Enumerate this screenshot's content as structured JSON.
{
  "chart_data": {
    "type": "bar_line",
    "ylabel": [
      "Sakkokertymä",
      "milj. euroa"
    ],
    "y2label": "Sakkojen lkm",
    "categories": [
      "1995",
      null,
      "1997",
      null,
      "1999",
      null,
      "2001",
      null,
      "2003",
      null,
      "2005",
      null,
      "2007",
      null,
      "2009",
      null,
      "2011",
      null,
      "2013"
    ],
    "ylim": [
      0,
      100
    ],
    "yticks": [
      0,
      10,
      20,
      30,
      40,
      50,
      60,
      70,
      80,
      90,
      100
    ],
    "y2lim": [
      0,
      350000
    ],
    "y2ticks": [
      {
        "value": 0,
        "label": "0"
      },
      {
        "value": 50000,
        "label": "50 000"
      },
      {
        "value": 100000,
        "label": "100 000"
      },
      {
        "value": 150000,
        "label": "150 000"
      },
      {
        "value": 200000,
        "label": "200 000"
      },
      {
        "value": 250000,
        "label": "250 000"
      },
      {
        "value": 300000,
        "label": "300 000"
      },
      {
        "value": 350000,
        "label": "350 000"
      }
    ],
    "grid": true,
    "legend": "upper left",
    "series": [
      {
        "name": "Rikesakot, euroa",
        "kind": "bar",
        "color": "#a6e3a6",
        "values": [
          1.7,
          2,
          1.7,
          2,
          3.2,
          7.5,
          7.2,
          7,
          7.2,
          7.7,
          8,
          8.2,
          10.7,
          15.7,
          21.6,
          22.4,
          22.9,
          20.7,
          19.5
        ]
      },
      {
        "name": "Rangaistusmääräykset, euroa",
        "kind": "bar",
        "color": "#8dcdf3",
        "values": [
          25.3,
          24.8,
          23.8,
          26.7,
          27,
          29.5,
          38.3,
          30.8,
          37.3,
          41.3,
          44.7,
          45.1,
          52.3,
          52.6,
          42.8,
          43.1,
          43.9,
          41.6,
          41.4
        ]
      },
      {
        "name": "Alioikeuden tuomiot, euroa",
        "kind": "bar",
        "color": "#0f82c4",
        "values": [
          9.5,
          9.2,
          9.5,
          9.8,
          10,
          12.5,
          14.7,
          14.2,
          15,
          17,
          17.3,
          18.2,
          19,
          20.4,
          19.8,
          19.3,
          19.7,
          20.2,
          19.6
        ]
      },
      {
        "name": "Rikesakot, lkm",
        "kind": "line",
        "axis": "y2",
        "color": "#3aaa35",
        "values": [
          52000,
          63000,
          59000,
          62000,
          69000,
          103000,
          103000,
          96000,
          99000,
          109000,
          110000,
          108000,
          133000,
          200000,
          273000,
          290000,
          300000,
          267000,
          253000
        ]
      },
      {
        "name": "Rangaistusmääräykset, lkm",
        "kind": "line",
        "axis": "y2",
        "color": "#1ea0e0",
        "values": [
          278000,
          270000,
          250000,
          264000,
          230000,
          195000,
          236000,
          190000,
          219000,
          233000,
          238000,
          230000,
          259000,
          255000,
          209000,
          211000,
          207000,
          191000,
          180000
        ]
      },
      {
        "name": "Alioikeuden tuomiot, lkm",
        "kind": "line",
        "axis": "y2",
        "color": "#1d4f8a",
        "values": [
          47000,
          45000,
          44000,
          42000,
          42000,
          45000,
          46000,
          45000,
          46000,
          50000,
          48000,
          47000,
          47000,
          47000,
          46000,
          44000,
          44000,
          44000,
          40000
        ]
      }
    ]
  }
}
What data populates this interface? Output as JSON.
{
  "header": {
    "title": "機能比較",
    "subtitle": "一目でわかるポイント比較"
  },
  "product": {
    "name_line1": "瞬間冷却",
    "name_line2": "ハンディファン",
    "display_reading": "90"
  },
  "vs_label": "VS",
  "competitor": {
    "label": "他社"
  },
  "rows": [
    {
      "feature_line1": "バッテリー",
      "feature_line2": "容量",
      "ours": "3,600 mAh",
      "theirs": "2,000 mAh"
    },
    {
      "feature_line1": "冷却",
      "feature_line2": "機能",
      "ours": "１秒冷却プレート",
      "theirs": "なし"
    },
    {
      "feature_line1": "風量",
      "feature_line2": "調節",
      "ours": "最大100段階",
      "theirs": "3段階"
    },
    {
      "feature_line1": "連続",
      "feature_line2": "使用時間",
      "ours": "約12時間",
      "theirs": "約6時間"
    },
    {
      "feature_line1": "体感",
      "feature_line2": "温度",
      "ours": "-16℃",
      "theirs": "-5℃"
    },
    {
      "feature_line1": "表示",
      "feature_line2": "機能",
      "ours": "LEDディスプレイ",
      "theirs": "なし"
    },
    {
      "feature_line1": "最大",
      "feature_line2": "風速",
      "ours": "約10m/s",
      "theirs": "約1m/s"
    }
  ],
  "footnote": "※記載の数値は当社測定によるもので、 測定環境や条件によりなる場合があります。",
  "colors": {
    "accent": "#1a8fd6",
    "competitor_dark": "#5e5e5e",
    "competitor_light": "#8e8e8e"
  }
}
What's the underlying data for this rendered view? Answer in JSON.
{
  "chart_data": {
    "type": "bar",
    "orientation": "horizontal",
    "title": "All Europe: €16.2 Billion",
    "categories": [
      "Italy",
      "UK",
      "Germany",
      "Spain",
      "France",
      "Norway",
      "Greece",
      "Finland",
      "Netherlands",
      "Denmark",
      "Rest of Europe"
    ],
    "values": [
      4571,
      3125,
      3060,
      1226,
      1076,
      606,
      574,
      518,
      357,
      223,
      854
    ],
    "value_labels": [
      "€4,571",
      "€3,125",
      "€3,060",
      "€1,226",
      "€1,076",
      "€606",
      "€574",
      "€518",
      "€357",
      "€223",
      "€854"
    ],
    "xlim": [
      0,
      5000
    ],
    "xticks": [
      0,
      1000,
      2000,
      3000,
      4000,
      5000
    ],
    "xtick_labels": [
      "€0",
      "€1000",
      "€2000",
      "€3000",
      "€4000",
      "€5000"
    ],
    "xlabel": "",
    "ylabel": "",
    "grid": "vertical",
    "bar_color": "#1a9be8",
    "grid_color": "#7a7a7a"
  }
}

-*-*-

## Stated exercise
Transcribe the material exactly as it reads.

## Worked solution
Enumerate this screenshot's content as structured JSON.
{
  "chart_data": {
    "type": "bar_line",
    "ylabel": [
      "Sakkokertymä",
      "milj. euroa"
    ],
    "y2label": "Sakkojen lkm",
    "categories": [
      "1995",
      null,
      "1997",
      null,
      "1999",
      null,
      "2001",
      null,
      "2003",
      null,
      "2005",
      null,
      "2007",
      null,
      "2009",
      null,
      "2011",
      null,
      "2013"
    ],
    "ylim": [
      0,
      100
    ],
    "yticks": [
      0,
      10,
      20,
      30,
      40,
      50,
      60,
      70,
      80,
      90,
      100
    ],
    "y2lim": [
      0,
      350000
    ],
    "y2ticks": [
      {
        "value": 0,
        "label": "0"
      },
      {
        "value": 50000,
        "label": "50 000"
      },
      {
        "value": 100000,
        "label": "100 000"
      },
      {
        "value": 150000,
        "label": "150 000"
      },
      {
        "value": 200000,
        "label": "200 000"
      },
      {
        "value": 250000,
        "label": "250 000"
      },
      {
        "value": 300000,
        "label": "300 000"
      },
      {
        "value": 350000,
        "label": "350 000"
      }
    ],
    "grid": true,
    "legend": "upper left",
    "series": [
      {
        "name": "Rikesakot, euroa",
        "kind": "bar",
        "color": "#a6e3a6",
        "values": [
          1.7,
          2,
          1.7,
          2,
          3.2,
          7.5,
          7.2,
          7,
          7.2,
          7.7,
          8,
          8.2,
          10.7,
          15.7,
          21.6,
          22.4,
          22.9,
          20.7,
          19.5
        ]
      },
      {
        "name": "Rangaistusmääräykset, euroa",
        "kind": "bar",
        "color": "#8dcdf3",
        "values": [
          25.3,
          24.8,
          23.8,
          26.7,
          27,
          29.5,
          38.3,
          30.8,
          37.3,
          41.3,
          44.7,
          45.1,
          52.3,
          52.6,
          42.8,
          43.1,
          43.9,
          41.6,
          41.4
        ]
      },
      {
        "name": "Alioikeuden tuomiot, euroa",
        "kind": "bar",
        "color": "#0f82c4",
        "values": [
          9.5,
          9.2,
          9.5,
          9.8,
          10,
          12.5,
          14.7,
          14.2,
          15,
          17,
          17.3,
          18.2,
          19,
          20.4,
          19.8,
          19.3,
          19.7,
          20.2,
          19.6
        ]
      },
      {
        "name": "Rikesakot, lkm",
        "kind": "line",
        "axis": "y2",
        "color": "#3aaa35",
        "values": [
          52000,
          63000,
          59000,
          62000,
          69000,
          103000,
          103000,
          96000,
          99000,
          109000,
          110000,
          108000,
          133000,
          200000,
          273000,
          290000,
          300000,
          267000,
          253000
        ]
      },
      {
        "name": "Rangaistusmääräykset, lkm",
        "kind": "line",
        "axis": "y2",
        "color": "#1ea0e0",
        "values": [
          278000,
          270000,
          250000,
          264000,
          230000,
          195000,
          236000,
          190000,
          219000,
          233000,
          238000,
          230000,
          259000,
          255000,
          209000,
          211000,
          207000,
          191000,
          180000
        ]
      },
      {
        "name": "Alioikeuden tuomiot, lkm",
        "kind": "line",
        "axis": "y2",
        "color": "#1d4f8a",
        "values": [
          47000,
          45000,
          44000,
          42000,
          42000,
          45000,
          46000,
          45000,
          46000,
          50000,
          48000,
          47000,
          47000,
          47000,
          46000,
          44000,
          44000,
          44000,
          40000
        ]
      }
    ]
  }
}
What data populates this interface? Output as JSON.
{
  "header": {
    "title": "機能比較",
    "subtitle": "一目でわかるポイント比較"
  },
  "product": {
    "name_line1": "瞬間冷却",
    "name_line2": "ハンディファン",
    "display_reading": "90"
  },
  "vs_label": "VS",
  "competitor": {
    "label": "他社"
  },
  "rows": [
    {
      "feature_line1": "バッテリー",
      "feature_line2": "容量",
      "ours": "3,600 mAh",
      "theirs": "2,000 mAh"
    },
    {
      "feature_line1": "冷却",
      "feature_line2": "機能",
      "ours": "１秒冷却プレート",
      "theirs": "なし"
    },
    {
      "feature_line1": "風量",
      "feature_line2": "調節",
      "ours": "最大100段階",
      "theirs": "3段階"
    },
    {
      "feature_line1": "連続",
      "feature_line2": "使用時間",
      "ours": "約12時間",
      "theirs": "約6時間"
    },
    {
      "feature_line1": "体感",
      "feature_line2": "温度",
      "ours": "-16℃",
      "theirs": "-5℃"
    },
    {
      "feature_line1": "表示",
      "feature_line2": "機能",
      "ours": "LEDディスプレイ",
      "theirs": "なし"
    },
    {
      "feature_line1": "最大",
      "feature_line2": "風速",
      "ours": "約10m/s",
      "theirs": "約1m/s"
    }
  ],
  "footnote": "※記載の数値は当社測定によるもので、 測定環境や条件によりなる場合があります。",
  "colors": {
    "accent": "#1a8fd6",
    "competitor_dark": "#5e5e5e",
    "competitor_light": "#8e8e8e"
  }
}
What's the underlying data for this rendered view? Answer in JSON.
{
  "chart_data": {
    "type": "bar",
    "orientation": "horizontal",
    "title": "All Europe: €16.2 Billion",
    "categories": [
      "Italy",
      "UK",
      "Germany",
      "Spain",
      "France",
      "Norway",
      "Greece",
      "Finland",
      "Netherlands",
      "Denmark",
      "Rest of Europe"
    ],
    "values": [
      4571,
      3125,
      3060,
      1226,
      1076,
      606,
      574,
      518,
      357,
      223,
      854
    ],
    "value_labels": [
      "€4,571",
      "€3,125",
      "€3,060",
      "€1,226",
      "€1,076",
      "€606",
      "€574",
      "€518",
      "€357",
      "€223",
      "€854"
    ],
    "xlim": [
      0,
      5000
    ],
    "xticks": [
      0,
      1000,
      2000,
      3000,
      4000,
      5000
    ],
    "xtick_labels": [
      "€0",
      "€1000",
      "€2000",
      "€3000",
      "€4000",
      "€5000"
    ],
    "xlabel": "",
    "ylabel": "",
    "grid": "vertical",
    "bar_color": "#1a9be8",
    "grid_color": "#7a7a7a"
  }
}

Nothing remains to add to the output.